The task – Keep the wording of each record exactly the same when you repeat it, and leave out pictures.

Supplied records –
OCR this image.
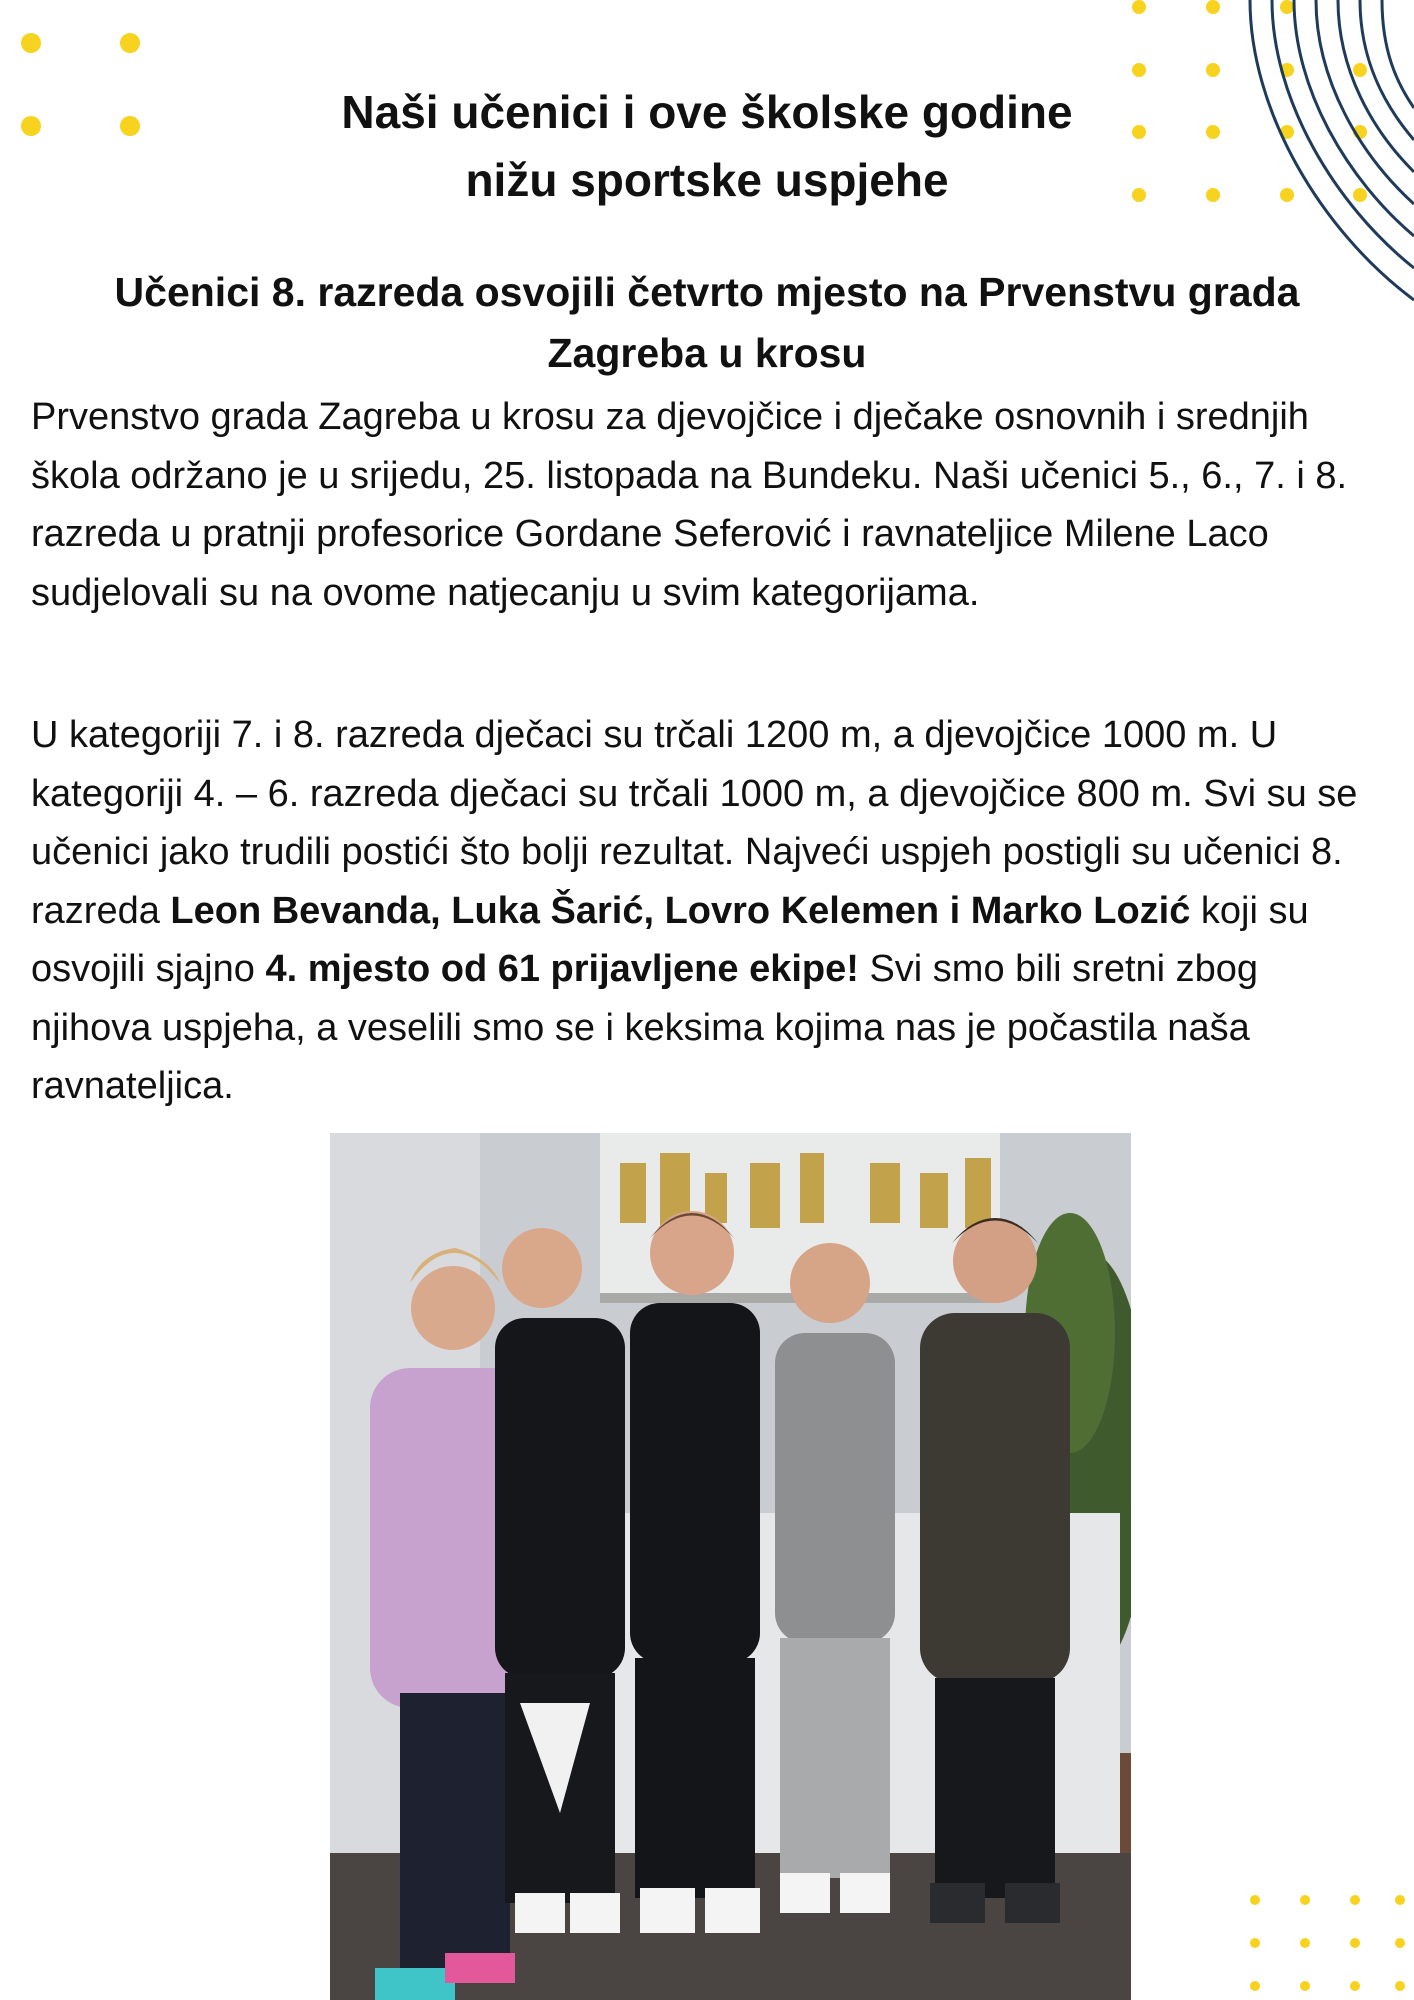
Naši učenici i ove školske godine
nižu sportske uspjehe
Učenici 8. razreda osvojili četvrto mjesto na Prvenstvu grada
Zagreba u krosu

Prvenstvo grada Zagreba u krosu za djevojčice i dječake osnovnih i srednjih škola održano je u srijedu, 25. listopada na Bundeku. Naši učenici 5., 6., 7. i 8. razreda u pratnji profesorice Gordane Seferović i ravnateljice Milene Laco sudjelovali su na ovome natjecanju u svim kategorijama.

U kategoriji 7. i 8. razreda dječaci su trčali 1200 m, a djevojčice 1000 m. U kategoriji 4. – 6. razreda dječaci su trčali 1000 m, a djevojčice 800 m. Svi su se učenici jako trudili postići što bolji rezultat. Najveći uspjeh postigli su učenici 8. razreda Leon Bevanda, Luka Šarić, Lovro Kelemen i Marko Lozić koji su osvojili sjajno 4. mjesto od 61 prijavljene ekipe! Svi smo bili sretni zbog njihova uspjeha, a veselili smo se i keksima kojima nas je počastila naša ravnateljica.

Output –
OCR this image.
Naši učenici i ove školske godine
nižu sportske uspjehe
Učenici 8. razreda osvojili četvrto mjesto na Prvenstvu grada
Zagreba u krosu

Prvenstvo grada Zagreba u krosu za djevojčice i dječake osnovnih i srednjih škola održano je u srijedu, 25. listopada na Bundeku. Naši učenici 5., 6., 7. i 8. razreda u pratnji profesorice Gordane Seferović i ravnateljice Milene Laco sudjelovali su na ovome natjecanju u svim kategorijama.

U kategoriji 7. i 8. razreda dječaci su trčali 1200 m, a djevojčice 1000 m. U kategoriji 4. – 6. razreda dječaci su trčali 1000 m, a djevojčice 800 m. Svi su se učenici jako trudili postići što bolji rezultat. Najveći uspjeh postigli su učenici 8. razreda Leon Bevanda, Luka Šarić, Lovro Kelemen i Marko Lozić koji su osvojili sjajno 4. mjesto od 61 prijavljene ekipe! Svi smo bili sretni zbog njihova uspjeha, a veselili smo se i keksima kojima nas je počastila naša ravnateljica.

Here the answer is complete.